- **Your task**: Line by line, set down all the data below exactly, omitting any picture.

- **Supplied records**:
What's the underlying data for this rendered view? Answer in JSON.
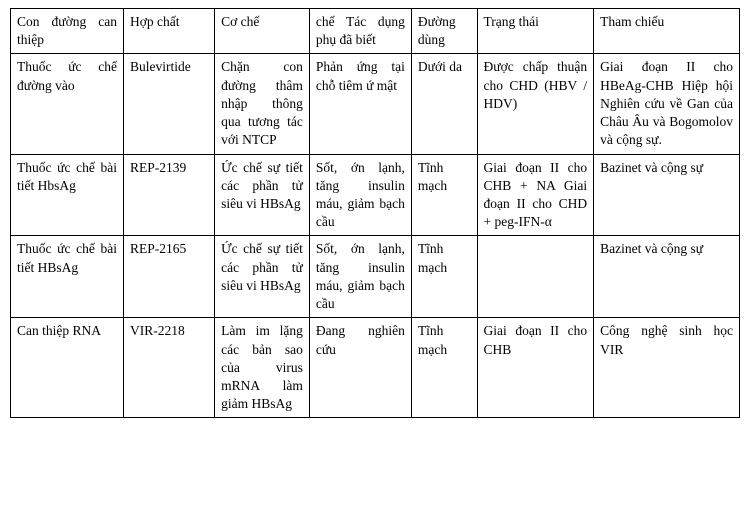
{
  "table": {
    "type": "table",
    "background_color": "#ffffff",
    "border_color": "#000000",
    "font_family": "Times New Roman",
    "font_size_pt": 10,
    "column_widths_pct": [
      15.5,
      12.5,
      13.0,
      14.0,
      9.0,
      16.0,
      20.0
    ],
    "columns": [
      "Con đường can thiệp",
      "Hợp chất",
      "Cơ chế",
      "chế Tác dụng phụ đã biết",
      "Đường dùng",
      "Trạng thái",
      "Tham chiếu"
    ],
    "rows": [
      [
        "Thuốc ức chế đường vào",
        "Bulevirtide",
        "Chặn con đường thâm nhập thông qua tương tác với NTCP",
        "Phản ứng tại chỗ tiêm ứ mật",
        "Dưới da",
        "Được chấp thuận cho CHD (HBV / HDV)",
        "Giai đoạn II cho HBeAg-CHB Hiệp hội Nghiên cứu về Gan của Châu Âu và Bogomolov và cộng sự."
      ],
      [
        "Thuốc ức chế bài tiết HbsAg",
        "REP-2139",
        "Ức chế sự tiết các phần tử siêu vi HBsAg",
        "Sốt, ớn lạnh, tăng insulin máu, giảm bạch cầu",
        "Tĩnh mạch",
        "Giai đoạn II cho CHB + NA Giai đoạn II cho CHD + peg-IFN-α",
        "Bazinet và cộng sự"
      ],
      [
        "Thuốc ức chế bài tiết HBsAg",
        "REP-2165",
        "Ức chế sự tiết các phần tử siêu vi HBsAg",
        "Sốt, ớn lạnh, tăng insulin máu, giảm bạch cầu",
        "Tĩnh mạch",
        "",
        "Bazinet và cộng sự"
      ],
      [
        "Can thiệp RNA",
        "VIR-2218",
        "Làm im lặng các bản sao của virus mRNA làm giảm HBsAg",
        "Đang nghiên cứu",
        "Tĩnh mạch",
        "Giai đoạn II cho CHB",
        "Công nghệ sinh học VIR"
      ]
    ]
  }
}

- **Completed exercise**:
What's the underlying data for this rendered view? Answer in JSON.
{
  "table": {
    "type": "table",
    "background_color": "#ffffff",
    "border_color": "#000000",
    "font_family": "Times New Roman",
    "font_size_pt": 10,
    "column_widths_pct": [
      15.5,
      12.5,
      13.0,
      14.0,
      9.0,
      16.0,
      20.0
    ],
    "columns": [
      "Con đường can thiệp",
      "Hợp chất",
      "Cơ chế",
      "chế Tác dụng phụ đã biết",
      "Đường dùng",
      "Trạng thái",
      "Tham chiếu"
    ],
    "rows": [
      [
        "Thuốc ức chế đường vào",
        "Bulevirtide",
        "Chặn con đường thâm nhập thông qua tương tác với NTCP",
        "Phản ứng tại chỗ tiêm ứ mật",
        "Dưới da",
        "Được chấp thuận cho CHD (HBV / HDV)",
        "Giai đoạn II cho HBeAg-CHB Hiệp hội Nghiên cứu về Gan của Châu Âu và Bogomolov và cộng sự."
      ],
      [
        "Thuốc ức chế bài tiết HbsAg",
        "REP-2139",
        "Ức chế sự tiết các phần tử siêu vi HBsAg",
        "Sốt, ớn lạnh, tăng insulin máu, giảm bạch cầu",
        "Tĩnh mạch",
        "Giai đoạn II cho CHB + NA Giai đoạn II cho CHD + peg-IFN-α",
        "Bazinet và cộng sự"
      ],
      [
        "Thuốc ức chế bài tiết HBsAg",
        "REP-2165",
        "Ức chế sự tiết các phần tử siêu vi HBsAg",
        "Sốt, ớn lạnh, tăng insulin máu, giảm bạch cầu",
        "Tĩnh mạch",
        "",
        "Bazinet và cộng sự"
      ],
      [
        "Can thiệp RNA",
        "VIR-2218",
        "Làm im lặng các bản sao của virus mRNA làm giảm HBsAg",
        "Đang nghiên cứu",
        "Tĩnh mạch",
        "Giai đoạn II cho CHB",
        "Công nghệ sinh học VIR"
      ]
    ]
  }
}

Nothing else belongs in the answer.